** start of Supplied material **

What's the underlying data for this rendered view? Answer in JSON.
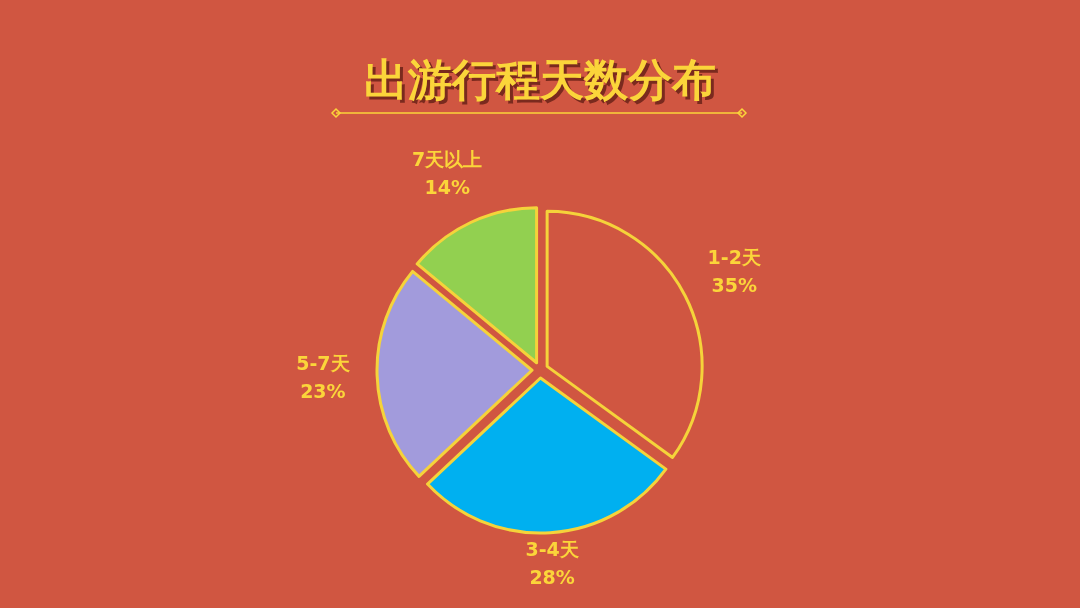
{
  "chart_data": {
    "type": "pie",
    "title": "出游行程天数分布",
    "categories": [
      "1-2天",
      "3-4天",
      "5-7天",
      "7天以上"
    ],
    "values": [
      35,
      28,
      23,
      14
    ],
    "colors": [
      "#d05641",
      "#00b0f0",
      "#a29bdc",
      "#92d050"
    ],
    "value_labels": [
      "35%",
      "28%",
      "23%",
      "14%"
    ]
  }
}
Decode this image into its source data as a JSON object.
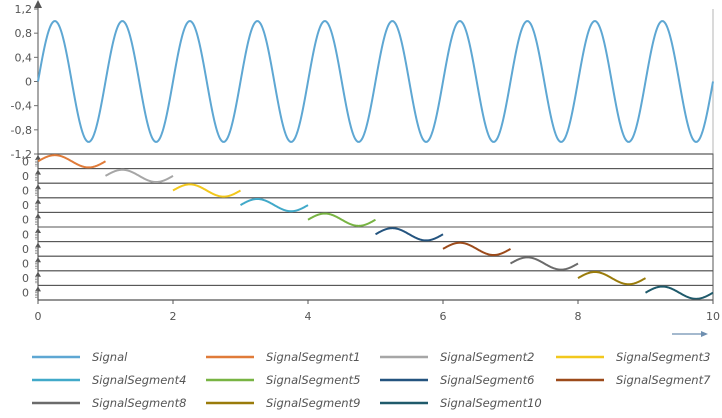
{
  "chart_data": {
    "type": "line",
    "title": "",
    "top_panel": {
      "series": [
        {
          "name": "Signal",
          "function": "sin",
          "frequency": 1,
          "amplitude": 1,
          "color": "#5ea7d3"
        }
      ],
      "xlim": [
        0,
        10
      ],
      "ylim": [
        -1.2,
        1.2
      ],
      "y_ticks": [
        "1,2",
        "0,8",
        "0,4",
        "0",
        "-0,4",
        "-0,8",
        "-1,2"
      ]
    },
    "bottom_panel": {
      "rows": 10,
      "row_y_label": "0",
      "series": [
        {
          "name": "SignalSegment1",
          "x_range": [
            0,
            1
          ],
          "color": "#e07b39"
        },
        {
          "name": "SignalSegment2",
          "x_range": [
            1,
            2
          ],
          "color": "#a6a6a6"
        },
        {
          "name": "SignalSegment3",
          "x_range": [
            2,
            3
          ],
          "color": "#f2c81d"
        },
        {
          "name": "SignalSegment4",
          "x_range": [
            3,
            4
          ],
          "color": "#41a9c9"
        },
        {
          "name": "SignalSegment5",
          "x_range": [
            4,
            5
          ],
          "color": "#78b443"
        },
        {
          "name": "SignalSegment6",
          "x_range": [
            5,
            6
          ],
          "color": "#24547f"
        },
        {
          "name": "SignalSegment7",
          "x_range": [
            6,
            7
          ],
          "color": "#9c4a1a"
        },
        {
          "name": "SignalSegment8",
          "x_range": [
            7,
            8
          ],
          "color": "#6b6b6b"
        },
        {
          "name": "SignalSegment9",
          "x_range": [
            8,
            9
          ],
          "color": "#9a7b0a"
        },
        {
          "name": "SignalSegment10",
          "x_range": [
            9,
            10
          ],
          "color": "#1f5a6b"
        }
      ]
    },
    "xlim": [
      0,
      10
    ],
    "x_ticks": [
      "0",
      "2",
      "4",
      "6",
      "8",
      "10"
    ],
    "grid": false,
    "legend_position": "bottom"
  }
}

** end of Supplied material **

Requirements = Reproduce the data word for word, excluding its pictures.

Answer to the exercise =
What's the underlying data for this rendered view? Answer in JSON.
{
  "chart_data": {
    "type": "pie",
    "title": "出游行程天数分布",
    "categories": [
      "1-2天",
      "3-4天",
      "5-7天",
      "7天以上"
    ],
    "values": [
      35,
      28,
      23,
      14
    ],
    "colors": [
      "#d05641",
      "#00b0f0",
      "#a29bdc",
      "#92d050"
    ],
    "value_labels": [
      "35%",
      "28%",
      "23%",
      "14%"
    ]
  }
}
Decode this image into its source data as a JSON object.
{
  "chart_data": {
    "type": "line",
    "title": "",
    "top_panel": {
      "series": [
        {
          "name": "Signal",
          "function": "sin",
          "frequency": 1,
          "amplitude": 1,
          "color": "#5ea7d3"
        }
      ],
      "xlim": [
        0,
        10
      ],
      "ylim": [
        -1.2,
        1.2
      ],
      "y_ticks": [
        "1,2",
        "0,8",
        "0,4",
        "0",
        "-0,4",
        "-0,8",
        "-1,2"
      ]
    },
    "bottom_panel": {
      "rows": 10,
      "row_y_label": "0",
      "series": [
        {
          "name": "SignalSegment1",
          "x_range": [
            0,
            1
          ],
          "color": "#e07b39"
        },
        {
          "name": "SignalSegment2",
          "x_range": [
            1,
            2
          ],
          "color": "#a6a6a6"
        },
        {
          "name": "SignalSegment3",
          "x_range": [
            2,
            3
          ],
          "color": "#f2c81d"
        },
        {
          "name": "SignalSegment4",
          "x_range": [
            3,
            4
          ],
          "color": "#41a9c9"
        },
        {
          "name": "SignalSegment5",
          "x_range": [
            4,
            5
          ],
          "color": "#78b443"
        },
        {
          "name": "SignalSegment6",
          "x_range": [
            5,
            6
          ],
          "color": "#24547f"
        },
        {
          "name": "SignalSegment7",
          "x_range": [
            6,
            7
          ],
          "color": "#9c4a1a"
        },
        {
          "name": "SignalSegment8",
          "x_range": [
            7,
            8
          ],
          "color": "#6b6b6b"
        },
        {
          "name": "SignalSegment9",
          "x_range": [
            8,
            9
          ],
          "color": "#9a7b0a"
        },
        {
          "name": "SignalSegment10",
          "x_range": [
            9,
            10
          ],
          "color": "#1f5a6b"
        }
      ]
    },
    "xlim": [
      0,
      10
    ],
    "x_ticks": [
      "0",
      "2",
      "4",
      "6",
      "8",
      "10"
    ],
    "grid": false,
    "legend_position": "bottom"
  }
}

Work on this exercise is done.